-- START OF Records supplied --
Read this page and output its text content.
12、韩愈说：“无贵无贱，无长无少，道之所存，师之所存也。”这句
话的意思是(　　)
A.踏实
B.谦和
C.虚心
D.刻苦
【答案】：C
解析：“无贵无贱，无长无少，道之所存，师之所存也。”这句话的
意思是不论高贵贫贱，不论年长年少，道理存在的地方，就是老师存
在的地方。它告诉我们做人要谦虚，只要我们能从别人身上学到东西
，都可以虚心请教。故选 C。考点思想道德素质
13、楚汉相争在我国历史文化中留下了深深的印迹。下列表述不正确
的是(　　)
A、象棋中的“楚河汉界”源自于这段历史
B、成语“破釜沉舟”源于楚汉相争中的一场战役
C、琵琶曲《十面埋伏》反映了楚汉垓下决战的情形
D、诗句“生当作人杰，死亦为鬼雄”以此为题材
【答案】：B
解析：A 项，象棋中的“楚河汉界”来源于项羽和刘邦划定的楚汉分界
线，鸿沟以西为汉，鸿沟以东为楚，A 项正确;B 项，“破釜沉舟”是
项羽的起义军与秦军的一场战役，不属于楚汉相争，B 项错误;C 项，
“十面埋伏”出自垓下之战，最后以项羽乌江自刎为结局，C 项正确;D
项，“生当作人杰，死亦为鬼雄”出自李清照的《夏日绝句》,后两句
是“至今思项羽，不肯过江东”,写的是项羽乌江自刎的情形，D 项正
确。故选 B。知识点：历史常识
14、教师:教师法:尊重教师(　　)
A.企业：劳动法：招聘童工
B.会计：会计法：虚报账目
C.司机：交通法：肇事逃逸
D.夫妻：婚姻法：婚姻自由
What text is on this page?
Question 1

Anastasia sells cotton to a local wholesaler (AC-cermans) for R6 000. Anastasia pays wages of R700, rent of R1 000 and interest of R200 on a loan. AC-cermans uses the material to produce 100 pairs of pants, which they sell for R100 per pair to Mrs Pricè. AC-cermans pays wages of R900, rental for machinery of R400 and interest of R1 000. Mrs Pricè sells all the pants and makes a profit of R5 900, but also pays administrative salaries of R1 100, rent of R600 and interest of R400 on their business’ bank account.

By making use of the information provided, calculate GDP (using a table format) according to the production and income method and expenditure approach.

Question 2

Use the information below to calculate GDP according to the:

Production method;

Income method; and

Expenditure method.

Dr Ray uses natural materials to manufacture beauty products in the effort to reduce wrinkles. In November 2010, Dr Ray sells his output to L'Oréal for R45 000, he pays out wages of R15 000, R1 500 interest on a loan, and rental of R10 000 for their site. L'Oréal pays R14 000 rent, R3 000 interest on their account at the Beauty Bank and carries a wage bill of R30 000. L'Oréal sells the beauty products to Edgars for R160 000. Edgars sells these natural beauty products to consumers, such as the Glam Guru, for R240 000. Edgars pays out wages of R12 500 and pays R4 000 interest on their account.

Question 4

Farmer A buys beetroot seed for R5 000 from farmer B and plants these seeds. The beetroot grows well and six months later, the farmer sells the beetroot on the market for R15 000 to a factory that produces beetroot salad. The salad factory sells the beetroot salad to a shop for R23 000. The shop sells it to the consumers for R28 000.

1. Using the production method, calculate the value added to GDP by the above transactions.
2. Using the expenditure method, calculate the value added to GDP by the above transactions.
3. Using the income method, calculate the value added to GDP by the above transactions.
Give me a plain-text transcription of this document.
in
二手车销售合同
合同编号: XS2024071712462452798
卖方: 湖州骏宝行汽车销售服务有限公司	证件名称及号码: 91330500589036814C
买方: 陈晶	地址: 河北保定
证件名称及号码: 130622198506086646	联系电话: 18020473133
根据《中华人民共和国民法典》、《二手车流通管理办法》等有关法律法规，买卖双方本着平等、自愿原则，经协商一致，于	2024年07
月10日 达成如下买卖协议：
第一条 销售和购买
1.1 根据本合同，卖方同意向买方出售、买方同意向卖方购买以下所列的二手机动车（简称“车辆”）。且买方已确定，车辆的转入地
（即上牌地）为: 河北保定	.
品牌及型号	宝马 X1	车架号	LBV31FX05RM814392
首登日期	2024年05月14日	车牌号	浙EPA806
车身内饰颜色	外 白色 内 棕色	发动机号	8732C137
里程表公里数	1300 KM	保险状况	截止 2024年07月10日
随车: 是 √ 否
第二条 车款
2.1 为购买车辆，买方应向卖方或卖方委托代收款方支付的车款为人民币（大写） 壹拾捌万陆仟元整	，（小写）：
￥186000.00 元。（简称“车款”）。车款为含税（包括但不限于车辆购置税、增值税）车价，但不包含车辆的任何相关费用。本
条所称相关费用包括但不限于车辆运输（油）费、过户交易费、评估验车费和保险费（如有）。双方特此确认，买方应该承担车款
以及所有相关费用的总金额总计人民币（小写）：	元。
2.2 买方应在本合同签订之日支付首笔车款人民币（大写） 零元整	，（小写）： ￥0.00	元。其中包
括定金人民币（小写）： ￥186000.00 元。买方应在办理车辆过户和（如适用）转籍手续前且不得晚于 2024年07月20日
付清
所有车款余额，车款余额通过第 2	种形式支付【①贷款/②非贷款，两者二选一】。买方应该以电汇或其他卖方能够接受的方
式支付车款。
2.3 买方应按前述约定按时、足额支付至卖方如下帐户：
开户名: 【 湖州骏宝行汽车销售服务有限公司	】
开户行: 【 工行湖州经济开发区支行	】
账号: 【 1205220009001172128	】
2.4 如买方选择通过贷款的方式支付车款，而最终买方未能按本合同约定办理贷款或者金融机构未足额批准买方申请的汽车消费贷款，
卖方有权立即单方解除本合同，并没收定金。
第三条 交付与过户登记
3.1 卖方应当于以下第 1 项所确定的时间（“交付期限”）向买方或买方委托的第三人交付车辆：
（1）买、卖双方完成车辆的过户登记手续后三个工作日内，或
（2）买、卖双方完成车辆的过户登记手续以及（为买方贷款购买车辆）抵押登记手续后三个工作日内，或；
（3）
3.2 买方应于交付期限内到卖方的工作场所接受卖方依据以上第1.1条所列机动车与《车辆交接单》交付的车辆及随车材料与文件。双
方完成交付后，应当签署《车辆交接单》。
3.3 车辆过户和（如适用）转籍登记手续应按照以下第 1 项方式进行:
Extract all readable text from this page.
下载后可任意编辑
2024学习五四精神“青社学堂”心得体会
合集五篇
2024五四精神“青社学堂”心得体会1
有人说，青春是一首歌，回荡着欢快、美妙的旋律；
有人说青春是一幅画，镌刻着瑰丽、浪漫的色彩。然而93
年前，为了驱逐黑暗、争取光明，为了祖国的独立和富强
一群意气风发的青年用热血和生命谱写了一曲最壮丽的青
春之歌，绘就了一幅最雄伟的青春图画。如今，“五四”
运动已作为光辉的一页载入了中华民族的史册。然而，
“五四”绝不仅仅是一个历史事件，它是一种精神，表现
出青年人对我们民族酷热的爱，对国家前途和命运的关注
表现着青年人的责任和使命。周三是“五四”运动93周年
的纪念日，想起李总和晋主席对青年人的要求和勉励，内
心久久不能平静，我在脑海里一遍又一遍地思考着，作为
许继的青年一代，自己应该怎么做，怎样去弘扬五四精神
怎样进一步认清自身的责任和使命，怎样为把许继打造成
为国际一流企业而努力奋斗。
-- END OF Records supplied --
- [Exercise objective]: Quote every line of the data, word for word.

- [Finished answer]:
Read this page and output its text content.
12、韩愈说：“无贵无贱，无长无少，道之所存，师之所存也。”这句
话的意思是(　　)
A.踏实
B.谦和
C.虚心
D.刻苦
【答案】：C
解析：“无贵无贱，无长无少，道之所存，师之所存也。”这句话的
意思是不论高贵贫贱，不论年长年少，道理存在的地方，就是老师存
在的地方。它告诉我们做人要谦虚，只要我们能从别人身上学到东西
，都可以虚心请教。故选 C。考点思想道德素质
13、楚汉相争在我国历史文化中留下了深深的印迹。下列表述不正确
的是(　　)
A、象棋中的“楚河汉界”源自于这段历史
B、成语“破釜沉舟”源于楚汉相争中的一场战役
C、琵琶曲《十面埋伏》反映了楚汉垓下决战的情形
D、诗句“生当作人杰，死亦为鬼雄”以此为题材
【答案】：B
解析：A 项，象棋中的“楚河汉界”来源于项羽和刘邦划定的楚汉分界
线，鸿沟以西为汉，鸿沟以东为楚，A 项正确;B 项，“破釜沉舟”是
项羽的起义军与秦军的一场战役，不属于楚汉相争，B 项错误;C 项，
“十面埋伏”出自垓下之战，最后以项羽乌江自刎为结局，C 项正确;D
项，“生当作人杰，死亦为鬼雄”出自李清照的《夏日绝句》,后两句
是“至今思项羽，不肯过江东”,写的是项羽乌江自刎的情形，D 项正
确。故选 B。知识点：历史常识
14、教师:教师法:尊重教师(　　)
A.企业：劳动法：招聘童工
B.会计：会计法：虚报账目
C.司机：交通法：肇事逃逸
D.夫妻：婚姻法：婚姻自由
What text is on this page?
Question 1

Anastasia sells cotton to a local wholesaler (AC-cermans) for R6 000. Anastasia pays wages of R700, rent of R1 000 and interest of R200 on a loan. AC-cermans uses the material to produce 100 pairs of pants, which they sell for R100 per pair to Mrs Pricè. AC-cermans pays wages of R900, rental for machinery of R400 and interest of R1 000. Mrs Pricè sells all the pants and makes a profit of R5 900, but also pays administrative salaries of R1 100, rent of R600 and interest of R400 on their business’ bank account.

By making use of the information provided, calculate GDP (using a table format) according to the production and income method and expenditure approach.

Question 2

Use the information below to calculate GDP according to the:

Production method;

Income method; and

Expenditure method.

Dr Ray uses natural materials to manufacture beauty products in the effort to reduce wrinkles. In November 2010, Dr Ray sells his output to L'Oréal for R45 000, he pays out wages of R15 000, R1 500 interest on a loan, and rental of R10 000 for their site. L'Oréal pays R14 000 rent, R3 000 interest on their account at the Beauty Bank and carries a wage bill of R30 000. L'Oréal sells the beauty products to Edgars for R160 000. Edgars sells these natural beauty products to consumers, such as the Glam Guru, for R240 000. Edgars pays out wages of R12 500 and pays R4 000 interest on their account.

Question 4

Farmer A buys beetroot seed for R5 000 from farmer B and plants these seeds. The beetroot grows well and six months later, the farmer sells the beetroot on the market for R15 000 to a factory that produces beetroot salad. The salad factory sells the beetroot salad to a shop for R23 000. The shop sells it to the consumers for R28 000.

1. Using the production method, calculate the value added to GDP by the above transactions.
2. Using the expenditure method, calculate the value added to GDP by the above transactions.
3. Using the income method, calculate the value added to GDP by the above transactions.
Give me a plain-text transcription of this document.
in
二手车销售合同
合同编号: XS2024071712462452798
卖方: 湖州骏宝行汽车销售服务有限公司	证件名称及号码: 91330500589036814C
买方: 陈晶	地址: 河北保定
证件名称及号码: 130622198506086646	联系电话: 18020473133
根据《中华人民共和国民法典》、《二手车流通管理办法》等有关法律法规，买卖双方本着平等、自愿原则，经协商一致，于	2024年07
月10日 达成如下买卖协议：
第一条 销售和购买
1.1 根据本合同，卖方同意向买方出售、买方同意向卖方购买以下所列的二手机动车（简称“车辆”）。且买方已确定，车辆的转入地
（即上牌地）为: 河北保定	.
品牌及型号	宝马 X1	车架号	LBV31FX05RM814392
首登日期	2024年05月14日	车牌号	浙EPA806
车身内饰颜色	外 白色 内 棕色	发动机号	8732C137
里程表公里数	1300 KM	保险状况	截止 2024年07月10日
随车: 是 √ 否
第二条 车款
2.1 为购买车辆，买方应向卖方或卖方委托代收款方支付的车款为人民币（大写） 壹拾捌万陆仟元整	，（小写）：
￥186000.00 元。（简称“车款”）。车款为含税（包括但不限于车辆购置税、增值税）车价，但不包含车辆的任何相关费用。本
条所称相关费用包括但不限于车辆运输（油）费、过户交易费、评估验车费和保险费（如有）。双方特此确认，买方应该承担车款
以及所有相关费用的总金额总计人民币（小写）：	元。
2.2 买方应在本合同签订之日支付首笔车款人民币（大写） 零元整	，（小写）： ￥0.00	元。其中包
括定金人民币（小写）： ￥186000.00 元。买方应在办理车辆过户和（如适用）转籍手续前且不得晚于 2024年07月20日
付清
所有车款余额，车款余额通过第 2	种形式支付【①贷款/②非贷款，两者二选一】。买方应该以电汇或其他卖方能够接受的方
式支付车款。
2.3 买方应按前述约定按时、足额支付至卖方如下帐户：
开户名: 【 湖州骏宝行汽车销售服务有限公司	】
开户行: 【 工行湖州经济开发区支行	】
账号: 【 1205220009001172128	】
2.4 如买方选择通过贷款的方式支付车款，而最终买方未能按本合同约定办理贷款或者金融机构未足额批准买方申请的汽车消费贷款，
卖方有权立即单方解除本合同，并没收定金。
第三条 交付与过户登记
3.1 卖方应当于以下第 1 项所确定的时间（“交付期限”）向买方或买方委托的第三人交付车辆：
（1）买、卖双方完成车辆的过户登记手续后三个工作日内，或
（2）买、卖双方完成车辆的过户登记手续以及（为买方贷款购买车辆）抵押登记手续后三个工作日内，或；
（3）
3.2 买方应于交付期限内到卖方的工作场所接受卖方依据以上第1.1条所列机动车与《车辆交接单》交付的车辆及随车材料与文件。双
方完成交付后，应当签署《车辆交接单》。
3.3 车辆过户和（如适用）转籍登记手续应按照以下第 1 项方式进行:
Extract all readable text from this page.
下载后可任意编辑
2024学习五四精神“青社学堂”心得体会
合集五篇
2024五四精神“青社学堂”心得体会1
有人说，青春是一首歌，回荡着欢快、美妙的旋律；
有人说青春是一幅画，镌刻着瑰丽、浪漫的色彩。然而93
年前，为了驱逐黑暗、争取光明，为了祖国的独立和富强
一群意气风发的青年用热血和生命谱写了一曲最壮丽的青
春之歌，绘就了一幅最雄伟的青春图画。如今，“五四”
运动已作为光辉的一页载入了中华民族的史册。然而，
“五四”绝不仅仅是一个历史事件，它是一种精神，表现
出青年人对我们民族酷热的爱，对国家前途和命运的关注
表现着青年人的责任和使命。周三是“五四”运动93周年
的纪念日，想起李总和晋主席对青年人的要求和勉励，内
心久久不能平静，我在脑海里一遍又一遍地思考着，作为
许继的青年一代，自己应该怎么做，怎样去弘扬五四精神
怎样进一步认清自身的责任和使命，怎样为把许继打造成
为国际一流企业而努力奋斗。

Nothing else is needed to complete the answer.